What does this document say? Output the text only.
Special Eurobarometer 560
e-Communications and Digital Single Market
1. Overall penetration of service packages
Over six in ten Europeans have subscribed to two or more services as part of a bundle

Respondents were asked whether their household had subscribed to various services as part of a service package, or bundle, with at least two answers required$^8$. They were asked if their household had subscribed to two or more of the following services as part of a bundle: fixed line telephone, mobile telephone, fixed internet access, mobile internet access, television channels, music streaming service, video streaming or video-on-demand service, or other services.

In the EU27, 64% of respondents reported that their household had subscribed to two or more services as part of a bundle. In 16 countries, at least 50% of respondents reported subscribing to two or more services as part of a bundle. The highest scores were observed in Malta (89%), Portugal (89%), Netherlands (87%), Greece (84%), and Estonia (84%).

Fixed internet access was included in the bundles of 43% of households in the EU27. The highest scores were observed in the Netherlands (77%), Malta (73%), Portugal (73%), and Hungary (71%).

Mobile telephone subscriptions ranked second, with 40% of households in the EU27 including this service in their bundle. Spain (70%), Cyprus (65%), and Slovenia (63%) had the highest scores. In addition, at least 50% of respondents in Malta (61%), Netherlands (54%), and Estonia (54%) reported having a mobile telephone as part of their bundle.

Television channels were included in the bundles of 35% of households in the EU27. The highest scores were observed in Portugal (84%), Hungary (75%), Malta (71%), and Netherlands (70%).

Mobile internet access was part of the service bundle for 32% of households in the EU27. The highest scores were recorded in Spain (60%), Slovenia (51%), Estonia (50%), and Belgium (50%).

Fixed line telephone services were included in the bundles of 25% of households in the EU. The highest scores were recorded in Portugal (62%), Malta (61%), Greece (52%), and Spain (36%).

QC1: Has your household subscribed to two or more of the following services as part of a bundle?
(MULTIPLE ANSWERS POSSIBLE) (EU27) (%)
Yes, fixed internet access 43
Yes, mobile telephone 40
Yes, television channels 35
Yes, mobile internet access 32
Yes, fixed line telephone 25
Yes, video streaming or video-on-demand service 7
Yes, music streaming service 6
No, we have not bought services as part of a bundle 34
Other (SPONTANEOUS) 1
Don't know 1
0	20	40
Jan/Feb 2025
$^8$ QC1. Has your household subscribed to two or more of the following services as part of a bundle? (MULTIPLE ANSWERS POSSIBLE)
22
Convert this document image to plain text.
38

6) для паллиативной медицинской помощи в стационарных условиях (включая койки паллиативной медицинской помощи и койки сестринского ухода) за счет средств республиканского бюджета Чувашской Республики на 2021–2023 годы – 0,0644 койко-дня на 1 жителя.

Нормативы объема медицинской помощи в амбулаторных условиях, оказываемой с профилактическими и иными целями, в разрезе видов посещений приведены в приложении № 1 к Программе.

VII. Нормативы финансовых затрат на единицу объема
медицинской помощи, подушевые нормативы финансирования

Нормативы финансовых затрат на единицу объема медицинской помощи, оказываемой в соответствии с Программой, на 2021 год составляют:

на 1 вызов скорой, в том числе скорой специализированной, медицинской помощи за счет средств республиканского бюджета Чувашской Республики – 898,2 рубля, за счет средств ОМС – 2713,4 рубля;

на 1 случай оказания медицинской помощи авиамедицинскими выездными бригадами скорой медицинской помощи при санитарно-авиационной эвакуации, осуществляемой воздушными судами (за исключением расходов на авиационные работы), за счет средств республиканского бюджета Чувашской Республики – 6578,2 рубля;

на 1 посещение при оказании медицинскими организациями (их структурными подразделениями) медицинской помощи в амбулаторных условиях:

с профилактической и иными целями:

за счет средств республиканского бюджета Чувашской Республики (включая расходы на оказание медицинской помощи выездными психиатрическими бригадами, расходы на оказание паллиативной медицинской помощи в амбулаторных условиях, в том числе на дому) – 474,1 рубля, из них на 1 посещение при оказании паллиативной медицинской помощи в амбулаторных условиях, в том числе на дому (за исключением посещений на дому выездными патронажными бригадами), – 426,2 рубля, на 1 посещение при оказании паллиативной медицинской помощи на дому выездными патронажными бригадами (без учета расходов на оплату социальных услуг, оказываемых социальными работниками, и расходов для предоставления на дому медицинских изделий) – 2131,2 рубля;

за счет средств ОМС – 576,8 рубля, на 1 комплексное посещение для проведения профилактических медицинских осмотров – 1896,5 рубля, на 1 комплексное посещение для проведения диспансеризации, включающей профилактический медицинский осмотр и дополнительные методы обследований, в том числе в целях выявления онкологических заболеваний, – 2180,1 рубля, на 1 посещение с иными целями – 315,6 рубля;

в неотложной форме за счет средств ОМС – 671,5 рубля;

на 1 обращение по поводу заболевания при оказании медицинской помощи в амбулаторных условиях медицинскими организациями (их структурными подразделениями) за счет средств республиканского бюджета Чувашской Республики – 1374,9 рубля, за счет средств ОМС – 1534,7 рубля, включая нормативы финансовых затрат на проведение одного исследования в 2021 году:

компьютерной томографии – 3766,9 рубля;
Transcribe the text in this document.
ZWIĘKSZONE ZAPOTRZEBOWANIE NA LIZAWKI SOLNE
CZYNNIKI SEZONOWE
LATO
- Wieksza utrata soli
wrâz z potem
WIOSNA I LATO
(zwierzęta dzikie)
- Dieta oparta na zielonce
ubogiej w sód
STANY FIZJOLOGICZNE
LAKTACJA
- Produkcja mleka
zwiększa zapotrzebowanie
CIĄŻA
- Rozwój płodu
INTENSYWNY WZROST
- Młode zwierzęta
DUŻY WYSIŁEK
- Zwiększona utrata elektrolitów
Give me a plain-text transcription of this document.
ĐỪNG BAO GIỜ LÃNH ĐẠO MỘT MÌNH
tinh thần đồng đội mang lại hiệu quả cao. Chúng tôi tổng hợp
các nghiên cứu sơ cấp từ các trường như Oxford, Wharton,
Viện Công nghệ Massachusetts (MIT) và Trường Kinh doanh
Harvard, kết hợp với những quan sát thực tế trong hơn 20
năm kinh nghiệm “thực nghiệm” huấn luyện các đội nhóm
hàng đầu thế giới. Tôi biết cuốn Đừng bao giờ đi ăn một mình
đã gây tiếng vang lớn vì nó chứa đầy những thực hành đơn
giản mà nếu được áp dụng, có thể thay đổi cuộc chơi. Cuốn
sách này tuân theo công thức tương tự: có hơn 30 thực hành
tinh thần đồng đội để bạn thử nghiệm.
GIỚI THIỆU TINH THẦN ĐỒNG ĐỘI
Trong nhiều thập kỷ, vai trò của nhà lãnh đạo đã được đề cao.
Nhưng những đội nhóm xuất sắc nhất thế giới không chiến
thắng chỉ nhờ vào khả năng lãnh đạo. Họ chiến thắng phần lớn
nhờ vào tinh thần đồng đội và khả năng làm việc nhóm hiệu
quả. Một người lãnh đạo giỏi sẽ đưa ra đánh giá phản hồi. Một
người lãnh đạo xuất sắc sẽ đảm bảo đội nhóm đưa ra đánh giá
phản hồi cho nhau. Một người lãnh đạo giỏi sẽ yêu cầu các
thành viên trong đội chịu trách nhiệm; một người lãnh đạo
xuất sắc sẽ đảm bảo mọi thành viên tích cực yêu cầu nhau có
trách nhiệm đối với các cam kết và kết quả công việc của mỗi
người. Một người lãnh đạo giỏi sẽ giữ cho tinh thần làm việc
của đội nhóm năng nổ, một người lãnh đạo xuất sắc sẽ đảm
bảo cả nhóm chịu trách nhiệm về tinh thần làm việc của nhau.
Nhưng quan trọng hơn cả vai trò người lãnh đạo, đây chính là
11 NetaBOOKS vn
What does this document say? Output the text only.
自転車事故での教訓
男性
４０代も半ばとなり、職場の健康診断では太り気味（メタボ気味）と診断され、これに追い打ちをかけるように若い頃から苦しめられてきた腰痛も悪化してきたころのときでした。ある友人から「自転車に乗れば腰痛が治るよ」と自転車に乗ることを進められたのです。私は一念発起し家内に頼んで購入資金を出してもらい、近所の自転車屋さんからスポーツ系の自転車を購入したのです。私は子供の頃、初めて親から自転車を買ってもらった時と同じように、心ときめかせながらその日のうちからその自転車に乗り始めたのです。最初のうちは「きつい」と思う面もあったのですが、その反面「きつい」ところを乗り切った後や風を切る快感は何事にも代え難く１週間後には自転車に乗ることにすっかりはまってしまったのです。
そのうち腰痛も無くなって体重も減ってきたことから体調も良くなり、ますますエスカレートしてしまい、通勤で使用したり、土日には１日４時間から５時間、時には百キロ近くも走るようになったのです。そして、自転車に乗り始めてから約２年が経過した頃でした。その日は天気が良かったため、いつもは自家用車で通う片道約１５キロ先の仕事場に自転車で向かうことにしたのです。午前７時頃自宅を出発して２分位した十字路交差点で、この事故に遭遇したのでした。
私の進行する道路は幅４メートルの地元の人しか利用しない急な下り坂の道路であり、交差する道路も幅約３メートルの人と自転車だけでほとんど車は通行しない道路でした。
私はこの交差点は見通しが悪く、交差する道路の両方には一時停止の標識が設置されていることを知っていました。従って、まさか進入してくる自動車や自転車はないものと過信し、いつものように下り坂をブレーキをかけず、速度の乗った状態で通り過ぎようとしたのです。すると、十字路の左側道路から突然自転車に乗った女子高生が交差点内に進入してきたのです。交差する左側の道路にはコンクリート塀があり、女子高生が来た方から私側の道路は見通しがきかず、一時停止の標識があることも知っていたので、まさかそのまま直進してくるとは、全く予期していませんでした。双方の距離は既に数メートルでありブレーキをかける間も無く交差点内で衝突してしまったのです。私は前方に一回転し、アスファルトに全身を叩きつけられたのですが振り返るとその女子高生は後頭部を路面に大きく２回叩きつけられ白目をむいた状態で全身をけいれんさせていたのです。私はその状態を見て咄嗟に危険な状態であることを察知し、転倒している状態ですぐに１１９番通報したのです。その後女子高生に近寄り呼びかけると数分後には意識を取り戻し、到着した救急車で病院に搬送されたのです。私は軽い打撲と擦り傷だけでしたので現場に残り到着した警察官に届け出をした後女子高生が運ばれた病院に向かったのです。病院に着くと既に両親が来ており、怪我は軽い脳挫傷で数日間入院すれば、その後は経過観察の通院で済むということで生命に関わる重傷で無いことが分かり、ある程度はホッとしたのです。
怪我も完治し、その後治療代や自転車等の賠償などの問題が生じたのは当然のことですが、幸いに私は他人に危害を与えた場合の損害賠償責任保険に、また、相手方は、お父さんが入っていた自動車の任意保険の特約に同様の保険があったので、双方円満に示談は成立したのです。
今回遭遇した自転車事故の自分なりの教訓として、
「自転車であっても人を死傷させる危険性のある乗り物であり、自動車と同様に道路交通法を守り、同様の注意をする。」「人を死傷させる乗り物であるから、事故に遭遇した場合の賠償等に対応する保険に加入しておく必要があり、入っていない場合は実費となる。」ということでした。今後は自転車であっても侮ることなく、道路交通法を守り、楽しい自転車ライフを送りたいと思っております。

» **Your task**
The answer is the number of lines in the preceding material that hold "MULTIPLE"; write that number and nothing else.

» **Exercise answer**
2